> Records from a data source
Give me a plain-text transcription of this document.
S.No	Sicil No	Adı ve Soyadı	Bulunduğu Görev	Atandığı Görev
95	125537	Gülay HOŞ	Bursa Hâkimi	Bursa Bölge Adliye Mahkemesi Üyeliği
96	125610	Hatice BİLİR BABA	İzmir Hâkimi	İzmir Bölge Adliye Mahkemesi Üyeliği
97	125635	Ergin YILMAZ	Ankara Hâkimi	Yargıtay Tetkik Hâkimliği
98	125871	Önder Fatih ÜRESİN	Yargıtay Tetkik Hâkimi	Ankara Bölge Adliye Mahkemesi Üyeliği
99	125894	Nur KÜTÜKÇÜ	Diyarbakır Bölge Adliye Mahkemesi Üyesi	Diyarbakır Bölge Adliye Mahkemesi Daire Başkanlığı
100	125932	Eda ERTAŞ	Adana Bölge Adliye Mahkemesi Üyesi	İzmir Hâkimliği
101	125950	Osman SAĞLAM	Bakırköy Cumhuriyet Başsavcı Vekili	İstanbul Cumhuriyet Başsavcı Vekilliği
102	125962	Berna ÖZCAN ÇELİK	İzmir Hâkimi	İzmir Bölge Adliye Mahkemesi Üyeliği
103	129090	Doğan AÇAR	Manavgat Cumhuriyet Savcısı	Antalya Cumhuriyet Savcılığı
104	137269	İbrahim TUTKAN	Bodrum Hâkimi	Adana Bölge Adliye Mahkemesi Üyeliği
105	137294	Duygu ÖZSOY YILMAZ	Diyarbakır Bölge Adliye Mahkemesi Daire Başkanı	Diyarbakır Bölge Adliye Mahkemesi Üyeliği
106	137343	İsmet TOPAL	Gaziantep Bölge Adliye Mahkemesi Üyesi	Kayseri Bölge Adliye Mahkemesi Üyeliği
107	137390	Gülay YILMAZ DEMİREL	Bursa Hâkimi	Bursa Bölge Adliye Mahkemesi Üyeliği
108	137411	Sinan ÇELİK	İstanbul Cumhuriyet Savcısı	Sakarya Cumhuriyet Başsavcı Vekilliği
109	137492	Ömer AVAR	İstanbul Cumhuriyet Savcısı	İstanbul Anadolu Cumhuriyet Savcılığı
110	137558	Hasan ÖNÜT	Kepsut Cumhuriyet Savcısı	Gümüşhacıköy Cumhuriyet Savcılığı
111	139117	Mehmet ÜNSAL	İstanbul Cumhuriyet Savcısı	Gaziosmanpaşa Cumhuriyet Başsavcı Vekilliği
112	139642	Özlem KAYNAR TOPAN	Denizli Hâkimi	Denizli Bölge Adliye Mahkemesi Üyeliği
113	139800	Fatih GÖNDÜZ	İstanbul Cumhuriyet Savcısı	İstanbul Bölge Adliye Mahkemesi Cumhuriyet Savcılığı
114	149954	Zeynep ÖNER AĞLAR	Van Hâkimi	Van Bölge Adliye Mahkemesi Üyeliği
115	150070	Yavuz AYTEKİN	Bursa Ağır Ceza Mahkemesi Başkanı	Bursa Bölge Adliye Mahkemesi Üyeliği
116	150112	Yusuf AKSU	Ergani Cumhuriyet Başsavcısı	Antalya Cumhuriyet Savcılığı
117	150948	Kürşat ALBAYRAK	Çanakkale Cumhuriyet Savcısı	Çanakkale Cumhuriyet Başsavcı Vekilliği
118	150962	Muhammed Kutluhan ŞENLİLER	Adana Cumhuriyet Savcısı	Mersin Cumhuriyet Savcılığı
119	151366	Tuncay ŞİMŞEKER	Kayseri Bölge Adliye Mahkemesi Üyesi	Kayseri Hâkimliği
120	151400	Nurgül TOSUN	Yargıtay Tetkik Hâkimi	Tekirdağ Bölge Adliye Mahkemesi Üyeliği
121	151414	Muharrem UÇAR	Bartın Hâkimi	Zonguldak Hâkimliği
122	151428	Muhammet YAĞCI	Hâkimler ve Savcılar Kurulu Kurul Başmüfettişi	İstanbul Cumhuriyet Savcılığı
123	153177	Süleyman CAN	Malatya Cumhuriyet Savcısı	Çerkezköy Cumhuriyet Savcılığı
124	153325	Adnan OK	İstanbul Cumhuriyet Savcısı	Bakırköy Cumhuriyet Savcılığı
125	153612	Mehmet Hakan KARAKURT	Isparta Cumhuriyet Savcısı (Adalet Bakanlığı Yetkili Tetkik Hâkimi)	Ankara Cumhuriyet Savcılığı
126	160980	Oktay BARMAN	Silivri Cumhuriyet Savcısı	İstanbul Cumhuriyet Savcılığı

> Problem statement
In the entries above, identify every line with the word "Kayseri". Copy those lines.

> Reply
106	137343	İsmet TOPAL	Gaziantep Bölge Adliye Mahkemesi Üyesi	Kayseri Bölge Adliye Mahkemesi Üyeliği
119	151366	Tuncay ŞİMŞEKER	Kayseri Bölge Adliye Mahkemesi Üyesi	Kayseri Hâkimliği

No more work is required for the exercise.